Segment Start: Given passage
Multi-language and multi-geography were requirements from the get-go. Thankfully we were able to accomplish this leveraging WPML, a popular localization plugin for WordPress quite a bit, together with a fair share of custom functionality.

We needed both translated pages as well as pages that were either country-specific or shared amongst countries.

This setup allowed us to generate sitemap trees of pages according to their language and country that our Gatsby builder could process like they were just a “normal” page.

And this didn’t deter us from our will to modularize. Components are shareable across languages and regions and “behind the scenes” functionality was added to link these components together.

This means that taking their editorial process a step further, Rivella can leverage that foundational work to, for example, trigger a notification or alert when a linked section’s copy is changed but its another-language-equivalent isn’t.

Following the same principle, a shared component used across languages or regions can be updated just once, becoming available in each of the pages it is being used at.

Staging and CI/CD Process

“This sounds cool but who’s triggering these builds? I gotcha, this is where you squeezed-in those billable hours.” you might be thinking.

Well, a lot of work was also put in place to safeguard the website and create a smooth editing experience.

First and foremost we created two client-safe environments: staging (where the client can play with changes and confirm they are ok) and production. Keeping both as truly separate was both inefficient and risky (the client could confuse environments). Therefore we centralized website editing under one WordPress dashboard. Changes can be done there and then built into the right environment. The client can still benefit from rollback and push to the live environment once it has been fully tested in staging. The way Gatsby applications are usually built is through CLI, however, an end client wouldn’t want to use CLI. So we have built “Deploy to staging” and “Deploy to production” buttons into the WordPress dashboard through a custom plugin we have written from scratch that triggers our build process for respective environments. The code served to the world only would get updated after a successful code generation completes (build doesn’t happen on top of the actual-served directory) to avoid downtimes or causing site unavailability if the build fails. And if a build that was triggered by Rivella team members should fail, we have laid an emailing pipeline to get an SLA triggered and someone looking into it (this hasn’t happened yet, so…).

We separated the code-editing from the content-editing. Both have different deploy and build pipelines. This means a client editing a page and making it available on the live environment won’t accidentally trigger a super-secret-feature (i.e. code, not content) to be deployed.

The Result

The result of this process was a brand new website that is future-proof, developed in under five months from concept to final deployment through the work of multiple teams in close sync. The new Rivella website has a solid technical foundation that enables a rich and versatile user-facing website that is ever-evolving and modular. It is visually rich, fast, and designed for SEO and it includes many possibilities for Rivella to run their popular sweepstakes.

It is also secure — with many behind the scenes tricks to ensure the tamper-resistance of both the website as well as the promos.

To top it all up, Rivella can freely edit the website’s copy and sections through a visual editor and have full autonomy to publish these changes, benefiting from a staging environment designed to avoid production-level mistakes.

Despite the innovative approach, this was a budget-friendly execution that also cared for a final product that has no vendor lock-in and no license fees during its lifespan.

At the end of the day, if they want to continue working with us it should be for our continuous good work, not a silly lock-in.
Segment End: Given passage
Segment Start: Data listing
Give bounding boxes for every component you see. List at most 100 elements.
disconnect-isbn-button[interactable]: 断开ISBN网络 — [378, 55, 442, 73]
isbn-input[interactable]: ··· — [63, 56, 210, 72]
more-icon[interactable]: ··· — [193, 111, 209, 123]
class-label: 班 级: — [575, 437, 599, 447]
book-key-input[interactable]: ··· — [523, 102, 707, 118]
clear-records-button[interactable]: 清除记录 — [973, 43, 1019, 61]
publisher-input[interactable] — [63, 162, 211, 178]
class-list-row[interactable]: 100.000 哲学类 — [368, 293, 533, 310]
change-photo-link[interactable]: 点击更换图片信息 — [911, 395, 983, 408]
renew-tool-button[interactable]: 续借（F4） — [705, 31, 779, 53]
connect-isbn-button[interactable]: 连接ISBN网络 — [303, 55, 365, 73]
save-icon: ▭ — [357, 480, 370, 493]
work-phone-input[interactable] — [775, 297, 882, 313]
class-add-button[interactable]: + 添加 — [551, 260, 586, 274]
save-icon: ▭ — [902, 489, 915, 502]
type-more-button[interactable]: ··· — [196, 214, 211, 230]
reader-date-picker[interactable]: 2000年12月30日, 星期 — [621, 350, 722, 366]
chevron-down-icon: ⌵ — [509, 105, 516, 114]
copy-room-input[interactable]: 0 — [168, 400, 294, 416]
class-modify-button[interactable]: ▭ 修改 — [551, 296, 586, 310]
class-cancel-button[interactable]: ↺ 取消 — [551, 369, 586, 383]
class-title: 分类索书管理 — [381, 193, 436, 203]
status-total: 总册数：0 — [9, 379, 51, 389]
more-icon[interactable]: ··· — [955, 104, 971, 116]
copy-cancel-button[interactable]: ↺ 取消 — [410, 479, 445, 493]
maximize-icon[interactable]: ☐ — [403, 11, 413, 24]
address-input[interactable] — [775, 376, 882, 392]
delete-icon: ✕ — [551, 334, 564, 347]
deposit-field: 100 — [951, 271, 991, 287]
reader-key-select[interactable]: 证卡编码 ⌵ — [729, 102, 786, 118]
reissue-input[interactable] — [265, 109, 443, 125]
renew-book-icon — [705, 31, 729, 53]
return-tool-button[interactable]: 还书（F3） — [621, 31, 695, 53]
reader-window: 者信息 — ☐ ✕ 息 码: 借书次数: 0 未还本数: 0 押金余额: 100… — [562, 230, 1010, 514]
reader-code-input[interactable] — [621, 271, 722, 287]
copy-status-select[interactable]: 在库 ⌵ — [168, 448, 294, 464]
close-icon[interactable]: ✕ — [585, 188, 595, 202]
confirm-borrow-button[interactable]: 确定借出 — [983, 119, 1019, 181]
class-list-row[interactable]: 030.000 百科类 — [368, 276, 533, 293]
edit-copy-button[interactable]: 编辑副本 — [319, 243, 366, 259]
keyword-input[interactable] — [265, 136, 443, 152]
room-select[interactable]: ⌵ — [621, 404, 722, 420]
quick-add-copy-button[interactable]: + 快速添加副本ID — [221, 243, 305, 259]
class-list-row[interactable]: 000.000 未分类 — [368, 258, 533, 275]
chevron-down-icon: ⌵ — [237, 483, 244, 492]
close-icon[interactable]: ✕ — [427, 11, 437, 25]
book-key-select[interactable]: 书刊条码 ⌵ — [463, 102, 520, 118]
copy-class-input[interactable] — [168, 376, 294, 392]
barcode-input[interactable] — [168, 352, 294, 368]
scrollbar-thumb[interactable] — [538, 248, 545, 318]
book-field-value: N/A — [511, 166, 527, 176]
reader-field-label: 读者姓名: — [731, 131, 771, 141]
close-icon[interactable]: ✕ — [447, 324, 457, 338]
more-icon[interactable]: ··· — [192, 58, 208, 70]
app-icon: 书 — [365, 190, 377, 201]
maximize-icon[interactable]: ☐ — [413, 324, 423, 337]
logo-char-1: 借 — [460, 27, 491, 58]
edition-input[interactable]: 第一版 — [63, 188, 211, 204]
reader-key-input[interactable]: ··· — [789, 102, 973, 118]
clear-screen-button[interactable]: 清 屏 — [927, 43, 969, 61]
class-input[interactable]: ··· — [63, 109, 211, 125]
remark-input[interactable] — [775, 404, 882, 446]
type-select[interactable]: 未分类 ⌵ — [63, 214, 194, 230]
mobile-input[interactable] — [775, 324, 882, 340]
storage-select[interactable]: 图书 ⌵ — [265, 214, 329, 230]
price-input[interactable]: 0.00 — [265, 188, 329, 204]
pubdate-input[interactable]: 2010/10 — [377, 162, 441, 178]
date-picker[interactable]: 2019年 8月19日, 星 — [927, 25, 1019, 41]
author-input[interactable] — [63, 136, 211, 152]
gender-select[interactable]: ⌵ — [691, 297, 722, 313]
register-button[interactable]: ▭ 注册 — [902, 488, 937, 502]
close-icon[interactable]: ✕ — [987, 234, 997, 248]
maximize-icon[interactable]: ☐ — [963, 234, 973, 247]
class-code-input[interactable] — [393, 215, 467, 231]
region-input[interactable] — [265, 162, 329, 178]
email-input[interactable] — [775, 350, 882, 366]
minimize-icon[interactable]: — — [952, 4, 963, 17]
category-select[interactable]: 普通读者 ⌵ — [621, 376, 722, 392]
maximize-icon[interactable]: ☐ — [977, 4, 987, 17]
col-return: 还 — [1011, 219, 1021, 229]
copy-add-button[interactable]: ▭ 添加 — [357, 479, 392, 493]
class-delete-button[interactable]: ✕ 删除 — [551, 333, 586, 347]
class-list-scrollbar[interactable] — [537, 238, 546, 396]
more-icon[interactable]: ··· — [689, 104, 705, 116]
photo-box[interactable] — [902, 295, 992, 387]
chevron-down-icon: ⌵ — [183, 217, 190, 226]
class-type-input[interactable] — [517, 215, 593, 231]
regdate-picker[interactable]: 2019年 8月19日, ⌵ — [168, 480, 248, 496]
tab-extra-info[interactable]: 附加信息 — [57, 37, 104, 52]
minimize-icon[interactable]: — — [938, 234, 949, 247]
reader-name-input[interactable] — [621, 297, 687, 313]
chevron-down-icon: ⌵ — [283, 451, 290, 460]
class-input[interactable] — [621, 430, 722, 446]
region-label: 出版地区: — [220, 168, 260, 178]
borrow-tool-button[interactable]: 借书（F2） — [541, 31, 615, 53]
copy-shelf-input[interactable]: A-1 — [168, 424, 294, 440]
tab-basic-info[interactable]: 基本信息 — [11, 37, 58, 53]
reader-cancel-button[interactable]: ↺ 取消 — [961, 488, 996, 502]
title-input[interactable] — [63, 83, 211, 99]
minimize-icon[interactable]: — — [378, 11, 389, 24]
Segment End: Data listing
In the Rivella website text, how long did the new site take to develop from concept to final deployment?

- [Output of the task] Under five months.